TEXTE FOURNI:
+++
La Chloroquine est depuis quelques jours sur toutes les lèvres. Cet antipaludéen serait un possible traitement pour faire face à la crise sanitaire mondiale qui sévit en France. Plusieurs établissements ont décidé de s’en servir comme à l’Institut hospitalo-universitaire Méditerranée Infection de Marseille, à l’hôpital Bichat de Paris, au CHU de Nice, au CHU de Strasbourg ou au CHRU de Nancy.

L’établissement hospitalier nancéien a décidé de participer au protocole expérimental Inserm intitulé Discovery « avec pour but de travailler sur l’ensemble des thérapies possibles pour soigner les malades du Covid-19 », a déclaré Laurent Hénart, l’édile de la cité ducale, dans des propos rapportés par le site Lorraine Actu. Il y a d’autres thérapeutiques expérimentales testées : le remdemsivir ou encore le lopinavir en combinaison avec le ritonavir.
+++
ENTRÉES:
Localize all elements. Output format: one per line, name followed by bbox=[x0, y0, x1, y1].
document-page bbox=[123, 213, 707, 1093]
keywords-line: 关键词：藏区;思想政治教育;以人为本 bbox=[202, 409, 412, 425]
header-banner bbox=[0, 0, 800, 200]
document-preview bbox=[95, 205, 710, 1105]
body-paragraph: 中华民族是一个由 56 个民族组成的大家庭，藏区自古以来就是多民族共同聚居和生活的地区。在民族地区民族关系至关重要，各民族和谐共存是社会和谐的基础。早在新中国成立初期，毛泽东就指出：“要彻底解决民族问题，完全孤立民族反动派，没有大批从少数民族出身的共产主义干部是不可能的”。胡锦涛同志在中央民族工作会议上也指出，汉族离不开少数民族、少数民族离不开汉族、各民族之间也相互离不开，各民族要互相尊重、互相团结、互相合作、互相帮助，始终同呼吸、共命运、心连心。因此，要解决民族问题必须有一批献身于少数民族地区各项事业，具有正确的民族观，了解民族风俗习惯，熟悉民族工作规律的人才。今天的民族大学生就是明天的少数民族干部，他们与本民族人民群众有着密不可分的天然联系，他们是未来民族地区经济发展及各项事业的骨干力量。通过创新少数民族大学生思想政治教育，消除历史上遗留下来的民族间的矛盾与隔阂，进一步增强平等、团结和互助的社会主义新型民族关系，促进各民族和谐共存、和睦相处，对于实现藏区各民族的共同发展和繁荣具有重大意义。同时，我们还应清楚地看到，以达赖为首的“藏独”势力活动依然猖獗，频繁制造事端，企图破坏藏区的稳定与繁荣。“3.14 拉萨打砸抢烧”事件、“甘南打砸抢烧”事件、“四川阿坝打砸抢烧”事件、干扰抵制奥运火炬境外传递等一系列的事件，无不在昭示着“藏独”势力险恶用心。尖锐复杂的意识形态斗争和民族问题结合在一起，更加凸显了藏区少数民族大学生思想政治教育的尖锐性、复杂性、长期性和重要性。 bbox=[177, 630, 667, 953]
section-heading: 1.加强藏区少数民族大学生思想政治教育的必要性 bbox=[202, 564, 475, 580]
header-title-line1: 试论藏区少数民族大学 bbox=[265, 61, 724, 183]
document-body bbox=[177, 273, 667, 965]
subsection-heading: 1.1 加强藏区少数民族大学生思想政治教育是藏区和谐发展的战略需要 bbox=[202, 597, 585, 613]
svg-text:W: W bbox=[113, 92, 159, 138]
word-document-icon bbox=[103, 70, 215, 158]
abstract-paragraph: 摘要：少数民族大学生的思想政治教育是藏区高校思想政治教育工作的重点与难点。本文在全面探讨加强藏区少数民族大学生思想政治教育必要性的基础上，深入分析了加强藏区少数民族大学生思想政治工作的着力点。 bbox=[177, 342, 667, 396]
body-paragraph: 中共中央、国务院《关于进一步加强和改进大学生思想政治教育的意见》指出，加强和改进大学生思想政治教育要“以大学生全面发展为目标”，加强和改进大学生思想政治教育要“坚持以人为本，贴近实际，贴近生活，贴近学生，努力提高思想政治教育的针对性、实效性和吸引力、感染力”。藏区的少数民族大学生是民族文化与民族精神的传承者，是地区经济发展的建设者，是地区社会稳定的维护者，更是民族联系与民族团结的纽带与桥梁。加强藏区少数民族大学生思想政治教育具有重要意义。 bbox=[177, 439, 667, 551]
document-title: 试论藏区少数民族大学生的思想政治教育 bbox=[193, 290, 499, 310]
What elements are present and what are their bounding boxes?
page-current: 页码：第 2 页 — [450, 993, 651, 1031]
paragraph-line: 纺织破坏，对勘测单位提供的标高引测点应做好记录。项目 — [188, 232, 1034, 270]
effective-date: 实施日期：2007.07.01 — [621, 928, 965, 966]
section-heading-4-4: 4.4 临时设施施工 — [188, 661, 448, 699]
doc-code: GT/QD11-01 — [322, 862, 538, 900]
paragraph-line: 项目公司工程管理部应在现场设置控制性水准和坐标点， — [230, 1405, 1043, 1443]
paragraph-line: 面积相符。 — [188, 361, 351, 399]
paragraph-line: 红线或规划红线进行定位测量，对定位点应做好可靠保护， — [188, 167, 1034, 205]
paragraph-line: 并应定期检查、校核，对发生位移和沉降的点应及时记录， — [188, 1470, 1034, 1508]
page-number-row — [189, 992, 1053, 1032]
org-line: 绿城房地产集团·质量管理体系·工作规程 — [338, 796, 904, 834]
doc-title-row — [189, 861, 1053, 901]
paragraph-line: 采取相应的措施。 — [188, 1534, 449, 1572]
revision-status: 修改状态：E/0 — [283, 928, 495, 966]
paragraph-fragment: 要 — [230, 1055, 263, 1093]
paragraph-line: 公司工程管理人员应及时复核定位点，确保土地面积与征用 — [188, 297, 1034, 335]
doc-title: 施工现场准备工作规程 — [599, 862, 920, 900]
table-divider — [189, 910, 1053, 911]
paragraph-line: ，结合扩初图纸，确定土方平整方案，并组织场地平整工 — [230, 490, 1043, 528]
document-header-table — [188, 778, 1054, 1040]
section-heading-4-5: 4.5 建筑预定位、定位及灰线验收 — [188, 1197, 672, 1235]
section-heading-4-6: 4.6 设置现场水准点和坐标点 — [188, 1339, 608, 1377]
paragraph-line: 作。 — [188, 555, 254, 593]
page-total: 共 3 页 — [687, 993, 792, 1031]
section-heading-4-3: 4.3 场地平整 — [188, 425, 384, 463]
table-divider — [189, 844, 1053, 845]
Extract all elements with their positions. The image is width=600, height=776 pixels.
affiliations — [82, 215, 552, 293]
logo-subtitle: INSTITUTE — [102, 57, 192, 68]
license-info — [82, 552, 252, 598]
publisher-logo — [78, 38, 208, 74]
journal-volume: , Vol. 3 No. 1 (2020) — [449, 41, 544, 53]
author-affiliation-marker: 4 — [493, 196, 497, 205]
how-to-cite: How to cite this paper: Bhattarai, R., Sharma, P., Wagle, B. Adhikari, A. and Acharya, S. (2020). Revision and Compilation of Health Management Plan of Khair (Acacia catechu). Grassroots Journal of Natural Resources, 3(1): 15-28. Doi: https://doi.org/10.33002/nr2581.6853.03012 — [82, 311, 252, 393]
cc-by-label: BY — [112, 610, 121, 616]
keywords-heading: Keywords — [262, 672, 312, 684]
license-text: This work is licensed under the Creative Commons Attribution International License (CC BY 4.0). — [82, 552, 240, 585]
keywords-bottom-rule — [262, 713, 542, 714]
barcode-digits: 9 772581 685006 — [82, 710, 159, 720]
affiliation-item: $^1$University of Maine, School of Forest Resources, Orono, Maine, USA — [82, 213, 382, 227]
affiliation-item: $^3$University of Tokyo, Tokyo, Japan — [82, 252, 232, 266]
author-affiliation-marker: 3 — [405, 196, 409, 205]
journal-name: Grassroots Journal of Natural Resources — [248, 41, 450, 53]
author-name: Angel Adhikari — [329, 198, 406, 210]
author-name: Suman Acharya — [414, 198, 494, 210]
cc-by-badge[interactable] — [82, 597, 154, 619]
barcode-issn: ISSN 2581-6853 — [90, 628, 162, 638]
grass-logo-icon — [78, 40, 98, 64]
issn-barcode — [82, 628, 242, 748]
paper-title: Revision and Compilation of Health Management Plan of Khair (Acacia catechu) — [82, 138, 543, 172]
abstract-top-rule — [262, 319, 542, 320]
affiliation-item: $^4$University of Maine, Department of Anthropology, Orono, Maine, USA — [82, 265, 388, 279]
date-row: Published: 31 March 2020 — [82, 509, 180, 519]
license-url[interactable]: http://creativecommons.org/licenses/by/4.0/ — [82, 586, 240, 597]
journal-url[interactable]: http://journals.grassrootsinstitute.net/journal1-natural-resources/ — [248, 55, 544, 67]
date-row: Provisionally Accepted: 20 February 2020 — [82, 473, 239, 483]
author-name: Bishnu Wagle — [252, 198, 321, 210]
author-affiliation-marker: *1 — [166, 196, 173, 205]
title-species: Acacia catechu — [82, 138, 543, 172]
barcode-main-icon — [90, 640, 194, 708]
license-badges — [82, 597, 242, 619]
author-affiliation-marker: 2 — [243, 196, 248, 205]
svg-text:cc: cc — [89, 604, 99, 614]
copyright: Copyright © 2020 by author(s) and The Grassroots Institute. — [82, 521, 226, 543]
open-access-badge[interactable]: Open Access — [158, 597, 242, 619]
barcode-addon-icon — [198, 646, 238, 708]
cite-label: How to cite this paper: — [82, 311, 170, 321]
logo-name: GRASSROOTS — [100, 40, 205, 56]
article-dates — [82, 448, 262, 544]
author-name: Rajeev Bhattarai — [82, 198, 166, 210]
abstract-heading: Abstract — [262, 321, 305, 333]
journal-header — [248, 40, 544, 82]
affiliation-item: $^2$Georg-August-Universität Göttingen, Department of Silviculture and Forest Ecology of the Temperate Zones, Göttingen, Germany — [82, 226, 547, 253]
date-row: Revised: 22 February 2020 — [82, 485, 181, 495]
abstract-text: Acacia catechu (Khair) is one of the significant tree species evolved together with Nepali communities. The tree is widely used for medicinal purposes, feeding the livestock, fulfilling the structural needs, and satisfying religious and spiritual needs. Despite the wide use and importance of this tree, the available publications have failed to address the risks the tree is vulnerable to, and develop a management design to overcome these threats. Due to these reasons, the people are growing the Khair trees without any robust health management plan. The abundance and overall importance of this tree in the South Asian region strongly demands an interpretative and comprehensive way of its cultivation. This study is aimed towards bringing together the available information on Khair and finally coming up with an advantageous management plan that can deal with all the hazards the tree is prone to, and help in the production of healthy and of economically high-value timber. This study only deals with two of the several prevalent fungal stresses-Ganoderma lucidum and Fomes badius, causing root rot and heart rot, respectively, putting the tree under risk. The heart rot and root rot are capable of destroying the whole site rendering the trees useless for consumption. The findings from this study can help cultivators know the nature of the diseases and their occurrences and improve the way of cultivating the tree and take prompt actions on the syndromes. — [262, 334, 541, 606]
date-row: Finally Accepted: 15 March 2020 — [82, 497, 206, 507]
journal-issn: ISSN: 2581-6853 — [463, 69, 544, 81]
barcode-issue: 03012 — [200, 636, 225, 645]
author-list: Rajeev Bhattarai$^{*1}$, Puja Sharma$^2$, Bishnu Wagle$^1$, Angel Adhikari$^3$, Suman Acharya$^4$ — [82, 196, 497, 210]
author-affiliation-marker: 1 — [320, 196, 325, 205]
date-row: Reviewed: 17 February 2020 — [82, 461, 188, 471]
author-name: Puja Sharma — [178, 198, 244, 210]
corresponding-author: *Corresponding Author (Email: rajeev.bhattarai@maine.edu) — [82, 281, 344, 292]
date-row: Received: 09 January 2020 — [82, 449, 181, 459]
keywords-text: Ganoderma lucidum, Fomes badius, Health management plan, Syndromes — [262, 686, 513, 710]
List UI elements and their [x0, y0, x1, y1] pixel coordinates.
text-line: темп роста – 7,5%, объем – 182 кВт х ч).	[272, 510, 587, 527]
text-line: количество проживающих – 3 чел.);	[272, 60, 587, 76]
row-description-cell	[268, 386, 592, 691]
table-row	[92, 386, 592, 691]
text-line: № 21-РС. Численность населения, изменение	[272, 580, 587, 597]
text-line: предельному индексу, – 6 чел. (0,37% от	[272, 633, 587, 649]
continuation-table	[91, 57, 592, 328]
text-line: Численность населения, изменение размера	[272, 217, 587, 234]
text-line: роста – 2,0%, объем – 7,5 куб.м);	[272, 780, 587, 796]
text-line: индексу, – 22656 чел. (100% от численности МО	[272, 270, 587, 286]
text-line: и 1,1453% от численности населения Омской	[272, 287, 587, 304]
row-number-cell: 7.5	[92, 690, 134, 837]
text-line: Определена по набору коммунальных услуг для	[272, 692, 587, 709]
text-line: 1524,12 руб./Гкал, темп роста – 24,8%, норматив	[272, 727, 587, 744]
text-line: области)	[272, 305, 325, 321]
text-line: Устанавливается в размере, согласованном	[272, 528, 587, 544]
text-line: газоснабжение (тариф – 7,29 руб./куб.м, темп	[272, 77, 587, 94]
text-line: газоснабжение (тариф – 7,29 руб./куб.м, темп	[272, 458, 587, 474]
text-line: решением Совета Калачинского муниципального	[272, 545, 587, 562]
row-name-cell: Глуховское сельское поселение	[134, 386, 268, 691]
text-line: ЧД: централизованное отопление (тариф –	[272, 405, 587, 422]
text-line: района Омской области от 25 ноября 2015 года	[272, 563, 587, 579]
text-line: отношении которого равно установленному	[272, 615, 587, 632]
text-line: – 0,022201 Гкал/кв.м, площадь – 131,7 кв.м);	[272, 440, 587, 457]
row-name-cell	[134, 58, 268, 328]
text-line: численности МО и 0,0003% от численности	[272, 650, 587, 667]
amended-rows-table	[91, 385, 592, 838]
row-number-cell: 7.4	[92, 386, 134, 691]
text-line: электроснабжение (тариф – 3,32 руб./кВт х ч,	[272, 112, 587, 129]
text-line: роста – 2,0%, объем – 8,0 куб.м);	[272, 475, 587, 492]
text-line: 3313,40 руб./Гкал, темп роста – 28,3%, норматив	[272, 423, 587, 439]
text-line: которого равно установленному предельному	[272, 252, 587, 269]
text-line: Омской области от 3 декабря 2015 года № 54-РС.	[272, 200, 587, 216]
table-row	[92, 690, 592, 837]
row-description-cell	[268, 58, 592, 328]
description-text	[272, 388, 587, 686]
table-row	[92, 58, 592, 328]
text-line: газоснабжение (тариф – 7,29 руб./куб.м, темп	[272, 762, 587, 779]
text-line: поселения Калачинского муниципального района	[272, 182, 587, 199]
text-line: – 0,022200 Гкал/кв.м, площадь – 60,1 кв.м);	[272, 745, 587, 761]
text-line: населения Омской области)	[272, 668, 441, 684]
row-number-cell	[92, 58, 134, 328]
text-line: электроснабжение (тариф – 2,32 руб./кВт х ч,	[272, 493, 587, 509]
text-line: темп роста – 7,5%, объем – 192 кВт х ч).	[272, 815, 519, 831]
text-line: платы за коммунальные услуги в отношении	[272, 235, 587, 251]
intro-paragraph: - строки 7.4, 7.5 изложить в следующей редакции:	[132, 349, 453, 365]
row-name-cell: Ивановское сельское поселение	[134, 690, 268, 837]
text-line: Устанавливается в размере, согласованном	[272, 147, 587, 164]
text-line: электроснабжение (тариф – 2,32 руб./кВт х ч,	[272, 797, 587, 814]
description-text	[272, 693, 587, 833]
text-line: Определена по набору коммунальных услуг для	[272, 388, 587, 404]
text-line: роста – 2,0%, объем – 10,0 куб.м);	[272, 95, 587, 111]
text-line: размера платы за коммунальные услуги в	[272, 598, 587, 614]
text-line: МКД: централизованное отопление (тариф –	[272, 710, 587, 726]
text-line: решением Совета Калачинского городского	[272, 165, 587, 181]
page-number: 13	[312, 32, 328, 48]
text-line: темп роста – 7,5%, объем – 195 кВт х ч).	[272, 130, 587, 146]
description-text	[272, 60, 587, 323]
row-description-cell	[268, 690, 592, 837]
+++
CONSIGNES:
(A) Dans le texte sur la chloroquine, recopiez le passage commençant par « La Chloroquine est » et se terminant par « avec le ritonavir. », en y renommant « l’édile » en « le maire ».
(B) Traduisez en anglais cette phrase du texte sur la chloroquine : « Il y a d’autres thérapeutiques expérimentales testées : le remdemsivir ou encore le lopinavir en combinaison avec le ritonavir. »
(C) Reprenez le texte sur la chloroquine là où il s’arrête et poursuivez sa rédaction.
Les entrées proviennent d’une autre source.

RÉPONSES ATTENDUES:
(A)
La Chloroquine est depuis quelques jours sur toutes les lèvres. Cet antipaludéen serait un possible traitement pour faire face à la crise sanitaire mondiale qui sévit en France. Plusieurs établissements ont décidé de s’en servir comme à l’Institut hospitalo-universitaire Méditerranée Infection de Marseille, à l’hôpital Bichat de Paris, au CHU de Nice, au CHU de Strasbourg ou au CHRU de Nancy.

L’établissement hospitalier nancéien a décidé de participer au protocole expérimental Inserm intitulé Discovery « avec pour but de travailler sur l’ensemble des thérapies possibles pour soigner les malades du Covid-19 », a déclaré Laurent Hénart, le maire de la cité ducale, dans des propos rapportés par le site Lorraine Actu. Il y a d’autres thérapeutiques expérimentales testées : le remdemsivir ou encore le lopinavir en combinaison avec le ritonavir.

(B) Other experimental therapies are being tested: remdemsivir, as well as lopinavir in combination with ritonavir.

(C)
Le CHR Metz-Thionville a lui aussi choisi d’être pragmatique et de participer à l’essai national pour faire avancer la recherche, comme l’explique à ViàMirabelle Sébastien Gette, chef du service de réanimation du CHR. « On veut tous croire à des traitements qui marchent mais la réalité elle est souvent inverse. Dans un protocole d’étude, on va inclure des patients qui auront certains médicaments et à la fin de l’étude, on aura des réponses sur les médicaments efficaces, pas efficaces ou même dangereux ». 

Au total, ce sont 800 patients français qui vont participer à cet essai clinique alors que sept autres pays sont dans la boucle, dont la Belgique, les Pays-Bas, le Luxembourg, le Royaume uni, l’Allemagne et l’Espagne. « L’analyse de l’efficacité et de la sécurité du traitement sera évaluée 15 jours après l’inclusion de chaque patient », précise l’Inserm.